[Start DATA SHOWN]
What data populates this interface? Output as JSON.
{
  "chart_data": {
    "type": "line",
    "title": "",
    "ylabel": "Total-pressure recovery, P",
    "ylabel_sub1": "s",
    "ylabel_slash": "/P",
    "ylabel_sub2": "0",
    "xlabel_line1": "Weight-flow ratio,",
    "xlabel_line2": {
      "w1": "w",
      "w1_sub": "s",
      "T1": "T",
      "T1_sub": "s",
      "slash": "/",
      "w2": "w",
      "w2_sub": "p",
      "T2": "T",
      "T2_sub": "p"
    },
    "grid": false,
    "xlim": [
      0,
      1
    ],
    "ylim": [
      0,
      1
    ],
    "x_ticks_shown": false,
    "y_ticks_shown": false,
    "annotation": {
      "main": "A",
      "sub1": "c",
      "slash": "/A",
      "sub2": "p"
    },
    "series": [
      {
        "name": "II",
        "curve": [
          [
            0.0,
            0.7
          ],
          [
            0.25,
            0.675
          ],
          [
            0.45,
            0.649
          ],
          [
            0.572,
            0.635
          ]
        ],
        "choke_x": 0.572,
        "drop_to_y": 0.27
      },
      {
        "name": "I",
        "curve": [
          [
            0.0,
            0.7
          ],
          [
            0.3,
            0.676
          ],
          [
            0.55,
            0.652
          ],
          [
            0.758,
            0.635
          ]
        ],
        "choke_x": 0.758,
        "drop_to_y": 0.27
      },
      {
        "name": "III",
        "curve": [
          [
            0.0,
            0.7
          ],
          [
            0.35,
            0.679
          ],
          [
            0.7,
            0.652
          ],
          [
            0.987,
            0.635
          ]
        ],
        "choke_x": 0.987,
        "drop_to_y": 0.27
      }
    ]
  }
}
[End DATA SHOWN]
• AIM OF THE EXERCISE:
Extract the full set of entries word for word.

• EXERCISE RESULT:
What data populates this interface? Output as JSON.
{
  "chart_data": {
    "type": "line",
    "title": "",
    "ylabel": "Total-pressure recovery, P",
    "ylabel_sub1": "s",
    "ylabel_slash": "/P",
    "ylabel_sub2": "0",
    "xlabel_line1": "Weight-flow ratio,",
    "xlabel_line2": {
      "w1": "w",
      "w1_sub": "s",
      "T1": "T",
      "T1_sub": "s",
      "slash": "/",
      "w2": "w",
      "w2_sub": "p",
      "T2": "T",
      "T2_sub": "p"
    },
    "grid": false,
    "xlim": [
      0,
      1
    ],
    "ylim": [
      0,
      1
    ],
    "x_ticks_shown": false,
    "y_ticks_shown": false,
    "annotation": {
      "main": "A",
      "sub1": "c",
      "slash": "/A",
      "sub2": "p"
    },
    "series": [
      {
        "name": "II",
        "curve": [
          [
            0.0,
            0.7
          ],
          [
            0.25,
            0.675
          ],
          [
            0.45,
            0.649
          ],
          [
            0.572,
            0.635
          ]
        ],
        "choke_x": 0.572,
        "drop_to_y": 0.27
      },
      {
        "name": "I",
        "curve": [
          [
            0.0,
            0.7
          ],
          [
            0.3,
            0.676
          ],
          [
            0.55,
            0.652
          ],
          [
            0.758,
            0.635
          ]
        ],
        "choke_x": 0.758,
        "drop_to_y": 0.27
      },
      {
        "name": "III",
        "curve": [
          [
            0.0,
            0.7
          ],
          [
            0.35,
            0.679
          ],
          [
            0.7,
            0.652
          ],
          [
            0.987,
            0.635
          ]
        ],
        "choke_x": 0.987,
        "drop_to_y": 0.27
      }
    ]
  }
}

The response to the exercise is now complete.